The request
Transcribe everything in the data word for word. Pictures are left out.

Records shown
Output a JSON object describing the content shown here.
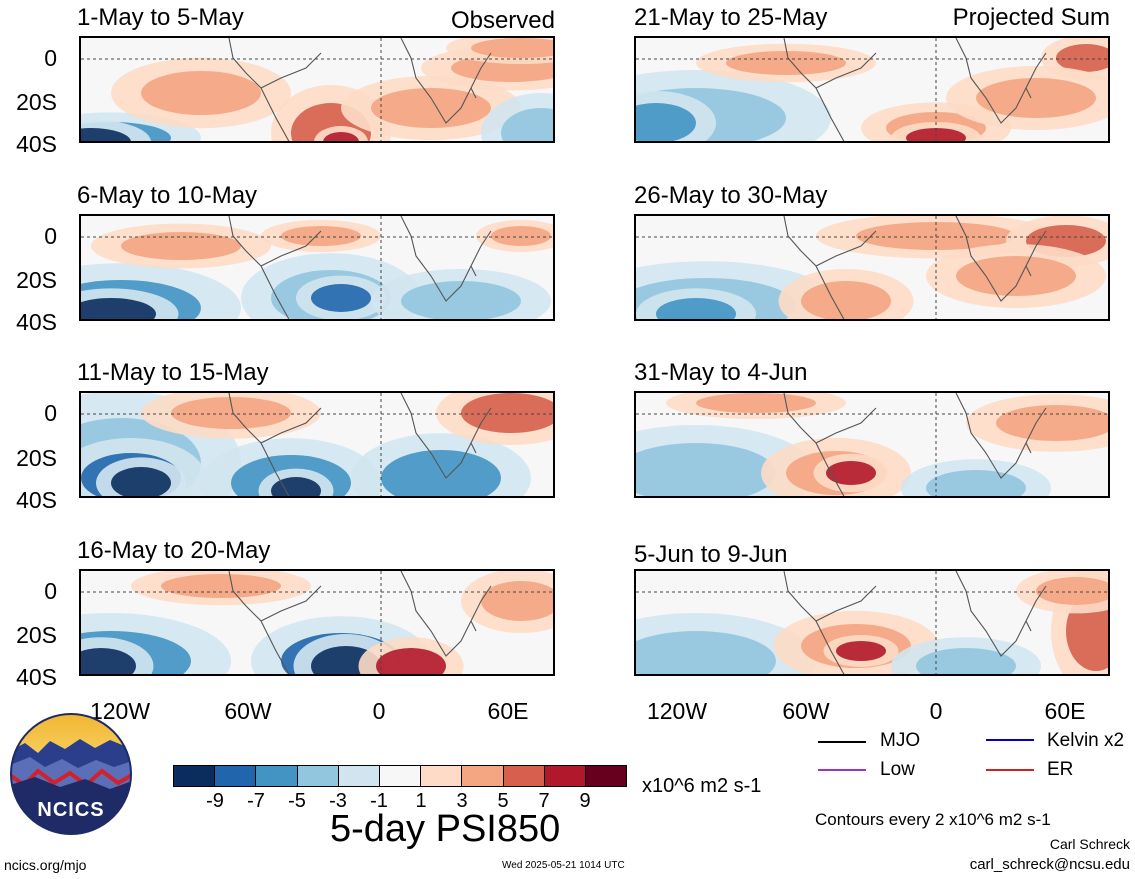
{
  "panels_left": [
    {
      "title": "1-May to 5-May",
      "tag": "Observed"
    },
    {
      "title": "6-May to 10-May",
      "tag": ""
    },
    {
      "title": "11-May to 15-May",
      "tag": ""
    },
    {
      "title": "16-May to 20-May",
      "tag": ""
    }
  ],
  "panels_right": [
    {
      "title": "21-May to 25-May",
      "tag": "Projected Sum"
    },
    {
      "title": "26-May to 30-May",
      "tag": ""
    },
    {
      "title": "31-May to 4-Jun",
      "tag": ""
    },
    {
      "title": "5-Jun to 9-Jun",
      "tag": ""
    }
  ],
  "lat_labels": [
    "0",
    "20S",
    "40S"
  ],
  "lon_labels": [
    "120W",
    "60W",
    "0",
    "60E"
  ],
  "legend": {
    "mjo": "MJO",
    "kelvin": "Kelvin x2",
    "low": "Low",
    "er": "ER",
    "contours": "Contours every 2 x10^6 m2 s-1"
  },
  "colorbar": {
    "ticks": [
      "-9",
      "-7",
      "-5",
      "-3",
      "-1",
      "1",
      "3",
      "5",
      "7",
      "9"
    ],
    "units": "x10^6 m2 s-1",
    "colors": [
      "#0b2d5e",
      "#2166ac",
      "#4393c3",
      "#92c5de",
      "#d1e5f0",
      "#f7f7f7",
      "#fddbc7",
      "#f4a582",
      "#d6604d",
      "#b2182b",
      "#67001f"
    ]
  },
  "main_title": "5-day PSI850",
  "logo_text": "NCICS",
  "footer": {
    "url": "ncics.org/mjo",
    "timestamp": "Wed 2025-05-21 1014 UTC",
    "author": "Carl Schreck",
    "email": "carl_schreck@ncsu.edu"
  },
  "colors": {
    "mjo_line": "#000000",
    "kelvin_line": "#0000cc",
    "low_line": "#9933cc",
    "er_line": "#cc2222"
  }
}
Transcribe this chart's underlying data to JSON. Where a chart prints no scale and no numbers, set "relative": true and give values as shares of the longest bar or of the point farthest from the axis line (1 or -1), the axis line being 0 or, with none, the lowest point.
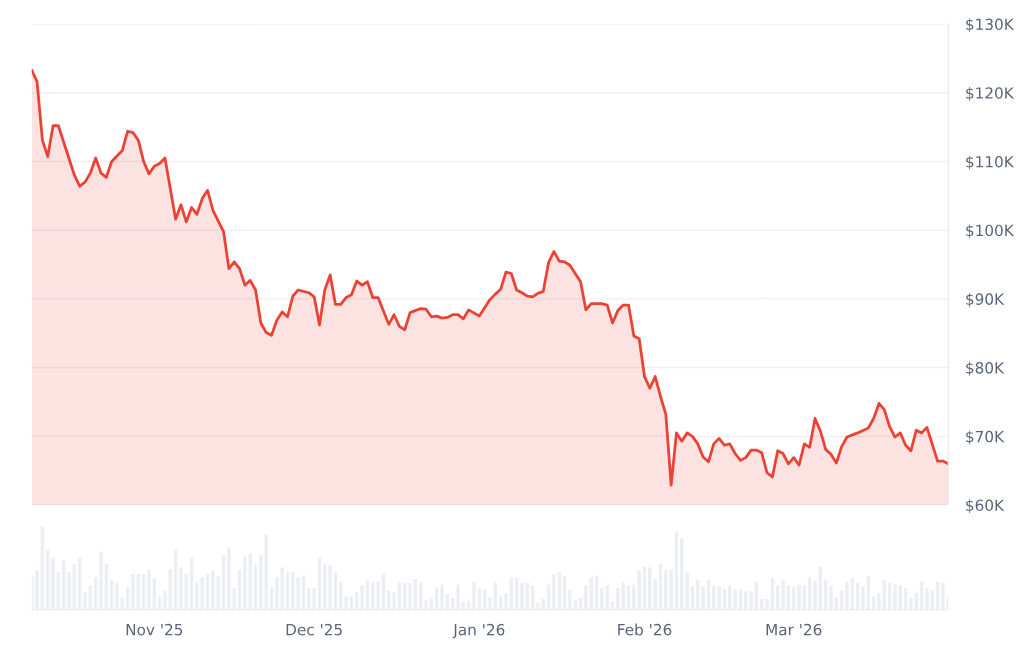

Problem solution
Output a JSON object describing the content shown here.
{
  "panels_left": [
    {
      "title": "1-May to 5-May",
      "tag": "Observed"
    },
    {
      "title": "6-May to 10-May",
      "tag": ""
    },
    {
      "title": "11-May to 15-May",
      "tag": ""
    },
    {
      "title": "16-May to 20-May",
      "tag": ""
    }
  ],
  "panels_right": [
    {
      "title": "21-May to 25-May",
      "tag": "Projected Sum"
    },
    {
      "title": "26-May to 30-May",
      "tag": ""
    },
    {
      "title": "31-May to 4-Jun",
      "tag": ""
    },
    {
      "title": "5-Jun to 9-Jun",
      "tag": ""
    }
  ],
  "lat_labels": [
    "0",
    "20S",
    "40S"
  ],
  "lon_labels": [
    "120W",
    "60W",
    "0",
    "60E"
  ],
  "legend": {
    "mjo": "MJO",
    "kelvin": "Kelvin x2",
    "low": "Low",
    "er": "ER",
    "contours": "Contours every 2 x10^6 m2 s-1"
  },
  "colorbar": {
    "ticks": [
      "-9",
      "-7",
      "-5",
      "-3",
      "-1",
      "1",
      "3",
      "5",
      "7",
      "9"
    ],
    "units": "x10^6 m2 s-1",
    "colors": [
      "#0b2d5e",
      "#2166ac",
      "#4393c3",
      "#92c5de",
      "#d1e5f0",
      "#f7f7f7",
      "#fddbc7",
      "#f4a582",
      "#d6604d",
      "#b2182b",
      "#67001f"
    ]
  },
  "main_title": "5-day PSI850",
  "logo_text": "NCICS",
  "footer": {
    "url": "ncics.org/mjo",
    "timestamp": "Wed 2025-05-21 1014 UTC",
    "author": "Carl Schreck",
    "email": "carl_schreck@ncsu.edu"
  },
  "colors": {
    "mjo_line": "#000000",
    "kelvin_line": "#0000cc",
    "low_line": "#9933cc",
    "er_line": "#cc2222"
  }
}
Transcribe this chart's underlying data to JSON. Where a chart prints no scale and no numbers, set "relative": true and give values as shares of the longest bar or of the point farthest from the axis line (1 or -1), the axis line being 0 or, with none, the lowest point.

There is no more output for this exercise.